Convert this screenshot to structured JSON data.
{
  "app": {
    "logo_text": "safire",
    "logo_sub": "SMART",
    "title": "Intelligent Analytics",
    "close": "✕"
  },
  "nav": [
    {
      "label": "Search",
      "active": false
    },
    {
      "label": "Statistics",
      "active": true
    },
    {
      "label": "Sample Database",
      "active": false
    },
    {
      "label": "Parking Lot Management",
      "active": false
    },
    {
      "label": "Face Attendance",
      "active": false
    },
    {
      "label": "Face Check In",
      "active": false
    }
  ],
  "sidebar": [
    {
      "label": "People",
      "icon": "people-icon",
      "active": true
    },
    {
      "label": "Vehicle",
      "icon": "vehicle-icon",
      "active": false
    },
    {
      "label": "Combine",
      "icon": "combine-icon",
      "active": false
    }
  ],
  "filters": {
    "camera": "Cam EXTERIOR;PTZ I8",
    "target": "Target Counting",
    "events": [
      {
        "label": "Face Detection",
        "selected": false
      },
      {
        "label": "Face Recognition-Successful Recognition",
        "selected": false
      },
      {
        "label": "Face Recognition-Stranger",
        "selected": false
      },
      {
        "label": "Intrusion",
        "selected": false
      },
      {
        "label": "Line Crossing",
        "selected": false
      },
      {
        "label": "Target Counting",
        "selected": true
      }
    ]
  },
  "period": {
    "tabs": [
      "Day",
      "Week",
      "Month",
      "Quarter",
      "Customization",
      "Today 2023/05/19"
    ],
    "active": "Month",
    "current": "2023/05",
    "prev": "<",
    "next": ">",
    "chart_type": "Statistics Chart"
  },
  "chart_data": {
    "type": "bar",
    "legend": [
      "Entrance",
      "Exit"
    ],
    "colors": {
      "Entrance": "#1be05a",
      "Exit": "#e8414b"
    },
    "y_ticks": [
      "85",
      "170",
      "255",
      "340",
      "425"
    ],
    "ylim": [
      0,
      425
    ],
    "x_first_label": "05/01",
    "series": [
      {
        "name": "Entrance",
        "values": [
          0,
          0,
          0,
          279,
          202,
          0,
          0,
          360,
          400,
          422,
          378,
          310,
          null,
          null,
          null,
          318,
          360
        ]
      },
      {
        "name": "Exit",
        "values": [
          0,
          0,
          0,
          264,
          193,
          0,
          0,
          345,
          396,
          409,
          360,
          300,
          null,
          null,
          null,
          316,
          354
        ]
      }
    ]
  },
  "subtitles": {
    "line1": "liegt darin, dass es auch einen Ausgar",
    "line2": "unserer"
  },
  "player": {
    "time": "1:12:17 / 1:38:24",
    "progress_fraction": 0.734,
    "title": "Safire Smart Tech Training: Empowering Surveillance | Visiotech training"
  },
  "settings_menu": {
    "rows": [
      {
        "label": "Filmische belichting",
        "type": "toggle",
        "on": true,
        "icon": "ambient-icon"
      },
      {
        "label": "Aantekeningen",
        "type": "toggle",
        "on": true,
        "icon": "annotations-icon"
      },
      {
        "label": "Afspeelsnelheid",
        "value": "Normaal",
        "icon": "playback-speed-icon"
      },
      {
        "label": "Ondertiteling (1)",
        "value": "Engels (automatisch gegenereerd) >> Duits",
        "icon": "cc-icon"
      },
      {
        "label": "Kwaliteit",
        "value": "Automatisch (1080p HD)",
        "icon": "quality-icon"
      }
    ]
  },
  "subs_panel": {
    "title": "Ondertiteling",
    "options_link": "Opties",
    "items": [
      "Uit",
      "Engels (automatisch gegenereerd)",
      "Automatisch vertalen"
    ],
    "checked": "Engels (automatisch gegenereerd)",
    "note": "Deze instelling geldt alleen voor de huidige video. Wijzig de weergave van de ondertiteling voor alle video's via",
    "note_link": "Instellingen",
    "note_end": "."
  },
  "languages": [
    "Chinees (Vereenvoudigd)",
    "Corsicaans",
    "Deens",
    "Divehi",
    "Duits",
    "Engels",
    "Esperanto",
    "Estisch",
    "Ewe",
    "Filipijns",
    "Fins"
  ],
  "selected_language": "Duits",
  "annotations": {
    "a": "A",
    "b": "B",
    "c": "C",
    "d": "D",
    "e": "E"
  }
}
========================================================================
→ What is asked:
From the data above, work out how many lines hold "Engels". Answer with the number alone.

→ Finished exercise:
4